··· Records shown ···

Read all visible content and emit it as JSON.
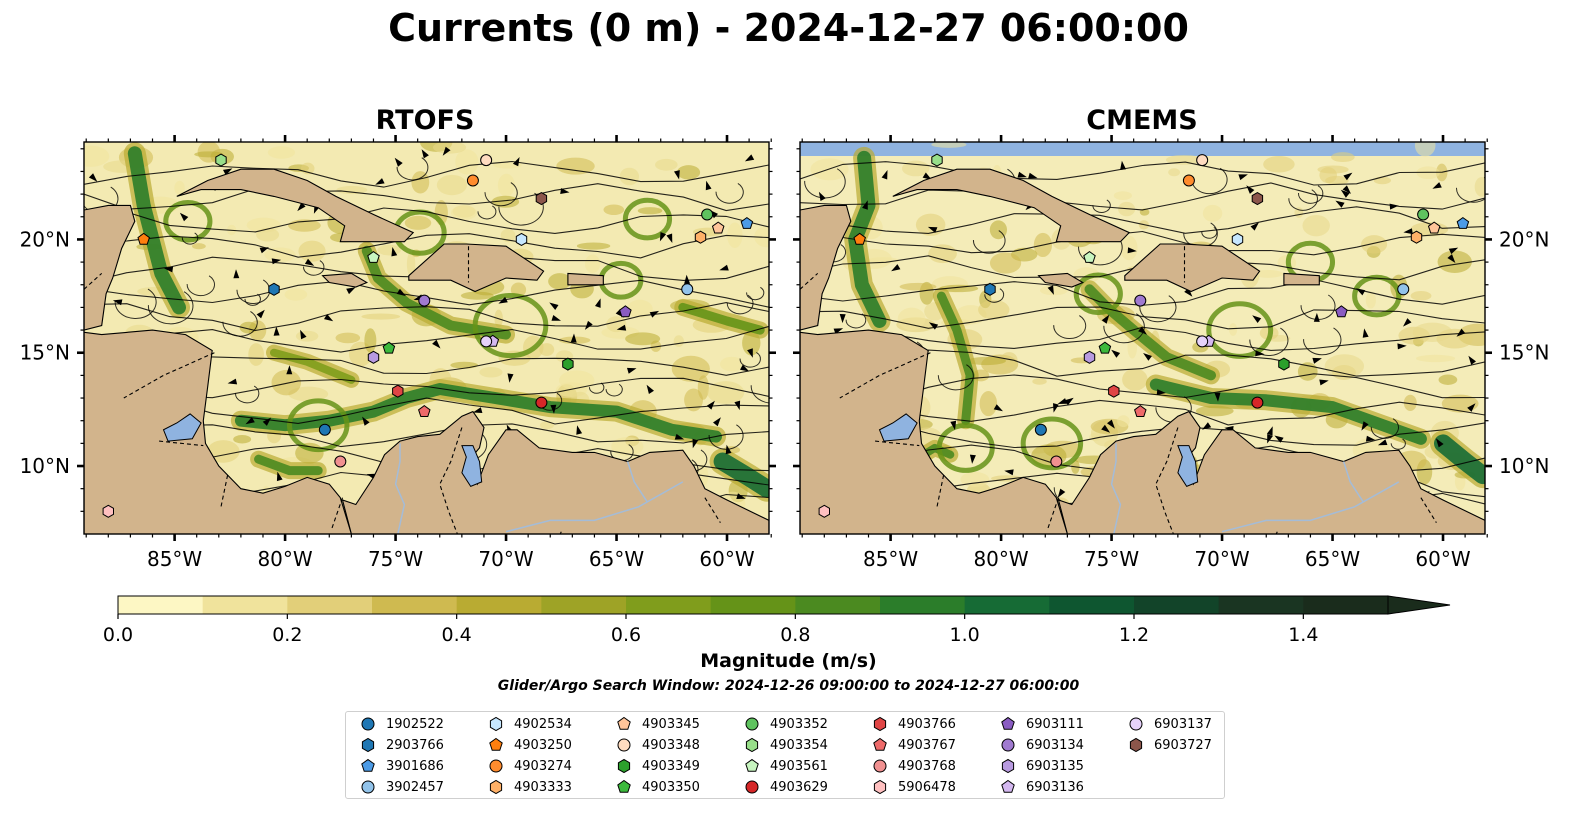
{
  "title": "Currents (0 m) - 2024-12-27 06:00:00",
  "panels": [
    {
      "title": "RTOFS",
      "seaColor": "#f3eab2"
    },
    {
      "title": "CMEMS",
      "seaColor": "#f4ecb8",
      "topBand": "#8fb3e0"
    }
  ],
  "colors": {
    "land": "#d2b48c",
    "lake": "#8fb3e0",
    "river": "#a4bcd8",
    "coast": "#000000"
  },
  "lat_labels": [
    "20°N",
    "15°N",
    "10°N"
  ],
  "lon_labels": [
    "85°W",
    "80°W",
    "75°W",
    "70°W",
    "65°W",
    "60°W"
  ],
  "colorbar": {
    "label": "Magnitude (m/s)",
    "ticks": [
      "0.0",
      "0.2",
      "0.4",
      "0.6",
      "0.8",
      "1.0",
      "1.2",
      "1.4"
    ],
    "colors": [
      "#fdf7c4",
      "#f0e39c",
      "#e2cf79",
      "#cfba50",
      "#b9ab32",
      "#9ea326",
      "#809d1c",
      "#659318",
      "#4b8a20",
      "#2b7d2a",
      "#166b35",
      "#0e5630",
      "#124429",
      "#1a3522",
      "#1a2c1c"
    ],
    "extend": "max"
  },
  "search_window": "Glider/Argo Search Window: 2024-12-26 09:00:00 to 2024-12-27 06:00:00",
  "legend": [
    {
      "id": "1902522",
      "shape": "circle",
      "color": "#1f77b4"
    },
    {
      "id": "2903766",
      "shape": "hexagon",
      "color": "#1f77b4"
    },
    {
      "id": "3901686",
      "shape": "pentagon",
      "color": "#4c9be6"
    },
    {
      "id": "3902457",
      "shape": "circle",
      "color": "#92c3ea"
    },
    {
      "id": "4902534",
      "shape": "hexagon",
      "color": "#c6e7ff"
    },
    {
      "id": "4903250",
      "shape": "pentagon",
      "color": "#ff7f0e"
    },
    {
      "id": "4903274",
      "shape": "circle",
      "color": "#ff8c2e"
    },
    {
      "id": "4903333",
      "shape": "hexagon",
      "color": "#ffb168"
    },
    {
      "id": "4903345",
      "shape": "pentagon",
      "color": "#ffc59a"
    },
    {
      "id": "4903348",
      "shape": "circle",
      "color": "#ffdcc0"
    },
    {
      "id": "4903349",
      "shape": "hexagon",
      "color": "#2ca02c"
    },
    {
      "id": "4903350",
      "shape": "pentagon",
      "color": "#3cb93c"
    },
    {
      "id": "4903352",
      "shape": "circle",
      "color": "#5fc35f"
    },
    {
      "id": "4903354",
      "shape": "hexagon",
      "color": "#98df8a"
    },
    {
      "id": "4903561",
      "shape": "pentagon",
      "color": "#c8f5c0"
    },
    {
      "id": "4903629",
      "shape": "circle",
      "color": "#d62728"
    },
    {
      "id": "4903766",
      "shape": "hexagon",
      "color": "#e04545"
    },
    {
      "id": "4903767",
      "shape": "pentagon",
      "color": "#ee6a6a"
    },
    {
      "id": "4903768",
      "shape": "circle",
      "color": "#f09090"
    },
    {
      "id": "5906478",
      "shape": "hexagon",
      "color": "#ffc0c0"
    },
    {
      "id": "6903111",
      "shape": "pentagon",
      "color": "#8a5cc2"
    },
    {
      "id": "6903134",
      "shape": "circle",
      "color": "#a07ad0"
    },
    {
      "id": "6903135",
      "shape": "hexagon",
      "color": "#b89ae0"
    },
    {
      "id": "6903136",
      "shape": "pentagon",
      "color": "#d4b8f0"
    },
    {
      "id": "6903137",
      "shape": "circle",
      "color": "#e6d2fa"
    },
    {
      "id": "6903727",
      "shape": "hexagon",
      "color": "#8c564b"
    }
  ],
  "floats": [
    {
      "id": "1902522",
      "lon": -78.2,
      "lat": 11.6
    },
    {
      "id": "2903766",
      "lon": -80.5,
      "lat": 17.8
    },
    {
      "id": "3901686",
      "lon": -59.1,
      "lat": 20.7
    },
    {
      "id": "3902457",
      "lon": -61.8,
      "lat": 17.8
    },
    {
      "id": "4902534",
      "lon": -69.3,
      "lat": 20.0
    },
    {
      "id": "4903250",
      "lon": -86.4,
      "lat": 20.0
    },
    {
      "id": "4903274",
      "lon": -71.5,
      "lat": 22.6
    },
    {
      "id": "4903333",
      "lon": -61.2,
      "lat": 20.1
    },
    {
      "id": "4903345",
      "lon": -60.4,
      "lat": 20.5
    },
    {
      "id": "4903348",
      "lon": -70.9,
      "lat": 23.5
    },
    {
      "id": "4903349",
      "lon": -67.2,
      "lat": 14.5
    },
    {
      "id": "4903350",
      "lon": -75.3,
      "lat": 15.2
    },
    {
      "id": "4903352",
      "lon": -60.9,
      "lat": 21.1
    },
    {
      "id": "4903354",
      "lon": -82.9,
      "lat": 23.5
    },
    {
      "id": "4903561",
      "lon": -76.0,
      "lat": 19.2
    },
    {
      "id": "4903629",
      "lon": -68.4,
      "lat": 12.8
    },
    {
      "id": "4903766",
      "lon": -74.9,
      "lat": 13.3
    },
    {
      "id": "4903767",
      "lon": -73.7,
      "lat": 12.4
    },
    {
      "id": "4903768",
      "lon": -77.5,
      "lat": 10.2
    },
    {
      "id": "5906478",
      "lon": -88.0,
      "lat": 8.0
    },
    {
      "id": "6903111",
      "lon": -64.6,
      "lat": 16.8
    },
    {
      "id": "6903134",
      "lon": -73.7,
      "lat": 17.3
    },
    {
      "id": "6903135",
      "lon": -76.0,
      "lat": 14.8
    },
    {
      "id": "6903136",
      "lon": -70.6,
      "lat": 15.5
    },
    {
      "id": "6903137",
      "lon": -70.9,
      "lat": 15.5
    },
    {
      "id": "6903727",
      "lon": -68.4,
      "lat": 21.8
    }
  ]
}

···

* **Exercise brief**: Say how many lines include the word "title"; reply with the number alone.

* **Final result**: 3